====== Given entries

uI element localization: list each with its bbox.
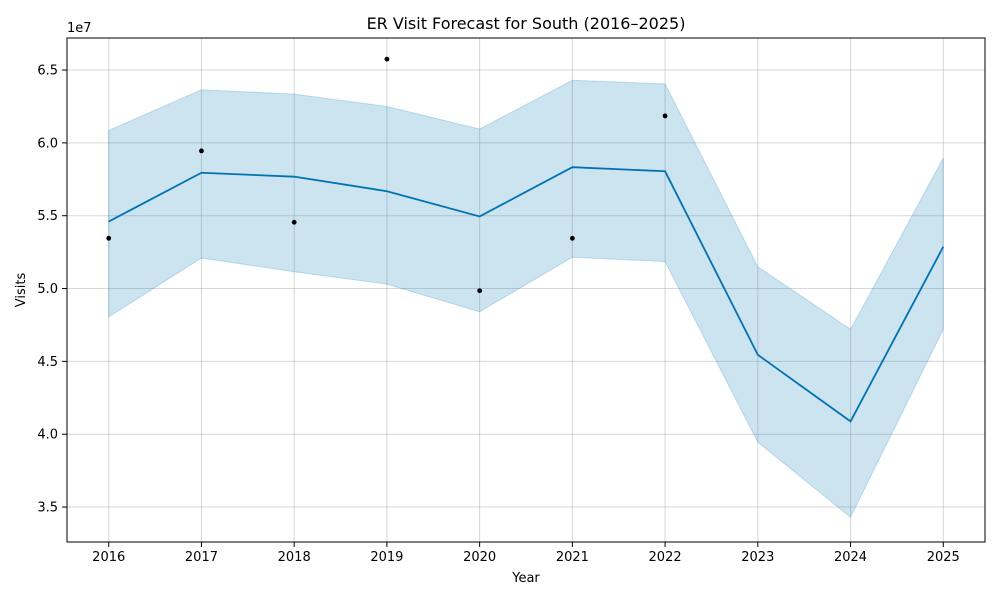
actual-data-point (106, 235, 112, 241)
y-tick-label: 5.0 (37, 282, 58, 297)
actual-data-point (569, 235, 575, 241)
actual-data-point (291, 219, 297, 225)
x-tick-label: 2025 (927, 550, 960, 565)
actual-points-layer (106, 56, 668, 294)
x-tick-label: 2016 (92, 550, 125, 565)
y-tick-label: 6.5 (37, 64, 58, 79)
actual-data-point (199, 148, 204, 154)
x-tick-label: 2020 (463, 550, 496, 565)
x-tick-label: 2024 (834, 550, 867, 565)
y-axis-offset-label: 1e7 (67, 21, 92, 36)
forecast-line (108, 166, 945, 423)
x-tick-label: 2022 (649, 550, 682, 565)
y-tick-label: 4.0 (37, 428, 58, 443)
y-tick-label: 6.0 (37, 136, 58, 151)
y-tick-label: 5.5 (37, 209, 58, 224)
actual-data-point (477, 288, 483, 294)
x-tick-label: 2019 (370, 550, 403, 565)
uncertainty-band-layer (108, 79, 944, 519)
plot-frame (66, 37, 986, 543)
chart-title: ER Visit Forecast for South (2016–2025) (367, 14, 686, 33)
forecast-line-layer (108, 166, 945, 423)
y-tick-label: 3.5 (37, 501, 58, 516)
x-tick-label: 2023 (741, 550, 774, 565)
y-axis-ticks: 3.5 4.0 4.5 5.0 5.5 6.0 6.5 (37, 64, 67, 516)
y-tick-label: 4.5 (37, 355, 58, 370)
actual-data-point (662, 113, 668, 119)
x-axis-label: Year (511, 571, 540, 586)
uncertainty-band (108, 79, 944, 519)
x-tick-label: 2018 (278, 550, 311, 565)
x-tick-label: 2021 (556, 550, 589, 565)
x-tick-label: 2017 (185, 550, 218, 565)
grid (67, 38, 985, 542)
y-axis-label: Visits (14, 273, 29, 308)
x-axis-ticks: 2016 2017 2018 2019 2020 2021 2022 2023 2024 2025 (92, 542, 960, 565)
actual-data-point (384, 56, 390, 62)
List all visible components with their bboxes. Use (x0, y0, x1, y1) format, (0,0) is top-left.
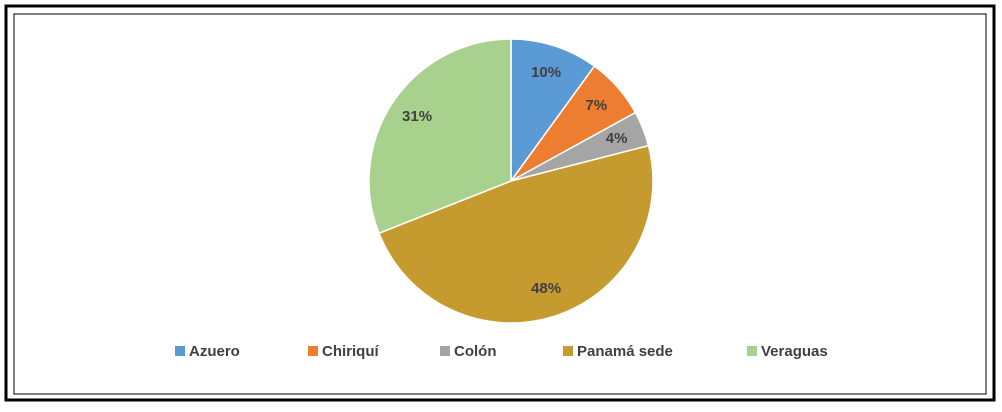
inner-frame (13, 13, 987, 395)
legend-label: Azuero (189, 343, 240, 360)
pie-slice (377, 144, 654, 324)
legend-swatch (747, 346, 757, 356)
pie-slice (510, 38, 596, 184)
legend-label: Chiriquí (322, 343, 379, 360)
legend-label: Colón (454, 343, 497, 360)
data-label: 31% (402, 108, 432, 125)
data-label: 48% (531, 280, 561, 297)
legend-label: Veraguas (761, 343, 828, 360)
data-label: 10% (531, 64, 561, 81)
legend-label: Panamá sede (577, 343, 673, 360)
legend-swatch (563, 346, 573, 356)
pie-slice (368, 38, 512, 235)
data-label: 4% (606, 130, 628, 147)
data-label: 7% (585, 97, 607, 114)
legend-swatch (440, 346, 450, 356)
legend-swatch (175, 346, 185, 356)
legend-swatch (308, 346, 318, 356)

============

• **Brief**
Give back every line of both items above verbatim, leaving out the pictures.

• **Reply to the task**
uI element localization: list each with its bbox.
actual-data-point (106, 235, 112, 241)
y-tick-label: 5.0 (37, 282, 58, 297)
actual-data-point (569, 235, 575, 241)
actual-data-point (291, 219, 297, 225)
x-tick-label: 2025 (927, 550, 960, 565)
actual-points-layer (106, 56, 668, 294)
x-tick-label: 2016 (92, 550, 125, 565)
y-tick-label: 6.5 (37, 64, 58, 79)
actual-data-point (199, 148, 204, 154)
x-tick-label: 2020 (463, 550, 496, 565)
x-tick-label: 2024 (834, 550, 867, 565)
y-axis-offset-label: 1e7 (67, 21, 92, 36)
forecast-line (108, 166, 945, 423)
x-tick-label: 2022 (649, 550, 682, 565)
y-tick-label: 4.0 (37, 428, 58, 443)
y-tick-label: 6.0 (37, 136, 58, 151)
y-tick-label: 5.5 (37, 209, 58, 224)
actual-data-point (477, 288, 483, 294)
x-tick-label: 2019 (370, 550, 403, 565)
uncertainty-band-layer (108, 79, 944, 519)
plot-frame (66, 37, 986, 543)
chart-title: ER Visit Forecast for South (2016–2025) (367, 14, 686, 33)
forecast-line-layer (108, 166, 945, 423)
y-tick-label: 3.5 (37, 501, 58, 516)
x-tick-label: 2023 (741, 550, 774, 565)
y-axis-ticks: 3.5 4.0 4.5 5.0 5.5 6.0 6.5 (37, 64, 67, 516)
y-tick-label: 4.5 (37, 355, 58, 370)
actual-data-point (662, 113, 668, 119)
x-axis-label: Year (511, 571, 540, 586)
uncertainty-band (108, 79, 944, 519)
x-tick-label: 2018 (278, 550, 311, 565)
x-tick-label: 2021 (556, 550, 589, 565)
x-tick-label: 2017 (185, 550, 218, 565)
grid (67, 38, 985, 542)
y-axis-label: Visits (14, 273, 29, 308)
x-axis-ticks: 2016 2017 2018 2019 2020 2021 2022 2023 2024 2025 (92, 542, 960, 565)
actual-data-point (384, 56, 390, 62)
List all visible components with their bboxes. Use (x0, y0, x1, y1) format, (0,0) is top-left.
inner-frame (13, 13, 987, 395)
legend-label: Azuero (189, 343, 240, 360)
pie-slice (377, 144, 654, 324)
legend-swatch (747, 346, 757, 356)
pie-slice (510, 38, 596, 184)
legend-label: Chiriquí (322, 343, 379, 360)
legend-label: Colón (454, 343, 497, 360)
data-label: 31% (402, 108, 432, 125)
data-label: 48% (531, 280, 561, 297)
legend-label: Veraguas (761, 343, 828, 360)
data-label: 10% (531, 64, 561, 81)
legend-label: Panamá sede (577, 343, 673, 360)
legend-swatch (563, 346, 573, 356)
pie-slice (368, 38, 512, 235)
data-label: 4% (606, 130, 628, 147)
data-label: 7% (585, 97, 607, 114)
legend-swatch (440, 346, 450, 356)
legend-swatch (175, 346, 185, 356)
legend-swatch (308, 346, 318, 356)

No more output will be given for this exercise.